YOUR OBJECTIVE
Can you put the stretch of rows from the line containing "For every button, label, input, icon, or" through the line containing "legend: class class0" into a numbered list, skipping blank lines and leaving out the pictures?

TASK MATERIAL
[Start]

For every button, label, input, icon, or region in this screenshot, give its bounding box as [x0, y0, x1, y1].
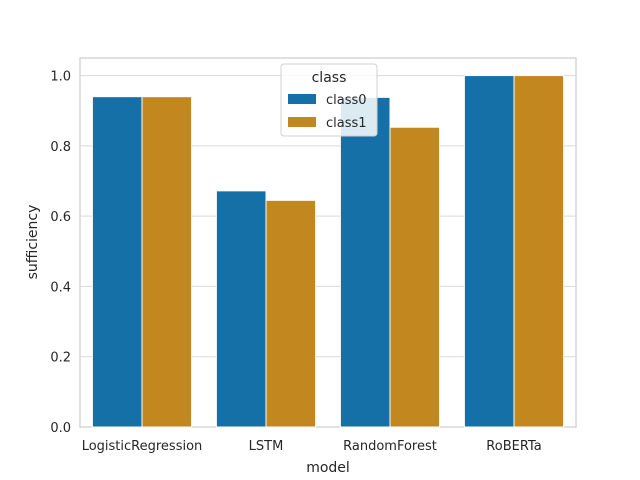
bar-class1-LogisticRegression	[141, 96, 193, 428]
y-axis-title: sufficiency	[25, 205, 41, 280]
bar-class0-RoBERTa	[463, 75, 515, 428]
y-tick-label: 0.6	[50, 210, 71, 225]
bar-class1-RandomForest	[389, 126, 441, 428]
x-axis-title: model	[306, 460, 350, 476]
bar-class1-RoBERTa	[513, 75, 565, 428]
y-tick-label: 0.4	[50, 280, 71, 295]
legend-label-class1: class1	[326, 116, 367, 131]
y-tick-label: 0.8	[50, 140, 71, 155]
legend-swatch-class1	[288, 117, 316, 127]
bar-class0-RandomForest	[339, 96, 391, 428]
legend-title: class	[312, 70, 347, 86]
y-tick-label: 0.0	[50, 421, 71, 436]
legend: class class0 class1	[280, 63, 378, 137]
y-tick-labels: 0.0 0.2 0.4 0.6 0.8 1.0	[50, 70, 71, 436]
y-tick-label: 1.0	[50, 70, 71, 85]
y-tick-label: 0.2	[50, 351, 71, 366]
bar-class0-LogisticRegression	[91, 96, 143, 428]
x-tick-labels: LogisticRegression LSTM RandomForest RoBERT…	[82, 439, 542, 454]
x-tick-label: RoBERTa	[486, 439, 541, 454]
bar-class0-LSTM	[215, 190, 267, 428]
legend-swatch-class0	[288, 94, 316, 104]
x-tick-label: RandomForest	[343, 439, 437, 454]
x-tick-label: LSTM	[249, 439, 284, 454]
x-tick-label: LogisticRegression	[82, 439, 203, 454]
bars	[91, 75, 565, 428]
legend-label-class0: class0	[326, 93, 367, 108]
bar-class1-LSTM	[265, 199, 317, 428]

[End]
[Start]

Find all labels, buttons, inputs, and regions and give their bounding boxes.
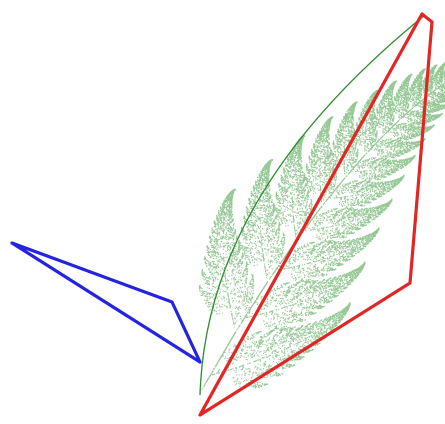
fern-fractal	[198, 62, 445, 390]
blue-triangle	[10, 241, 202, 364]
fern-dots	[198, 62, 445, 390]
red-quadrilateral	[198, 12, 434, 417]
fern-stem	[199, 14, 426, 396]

[End]

ANSWER BELOW
1. For every button, label, input, icon, or region in this screenshot, give its bounding box as [x0, y0, x1, y1].
2. bar-class1-LogisticRegression	[141, 96, 193, 428]
3. y-axis-title: sufficiency	[25, 205, 41, 280]
4. bar-class0-RoBERTa	[463, 75, 515, 428]
5. y-tick-label: 0.6	[50, 210, 71, 225]
6. bar-class1-RandomForest	[389, 126, 441, 428]
7. x-axis-title: model	[306, 460, 350, 476]
8. bar-class1-RoBERTa	[513, 75, 565, 428]
9. y-tick-label: 0.4	[50, 280, 71, 295]
10. legend-label-class1: class1	[326, 116, 367, 131]
11. y-tick-label: 0.8	[50, 140, 71, 155]
12. legend-swatch-class1	[288, 117, 316, 127]
13. bar-class0-RandomForest	[339, 96, 391, 428]
14. legend-title: class	[312, 70, 347, 86]
15. y-tick-label: 0.0	[50, 421, 71, 436]
16. legend: class class0 class1	[280, 63, 378, 137]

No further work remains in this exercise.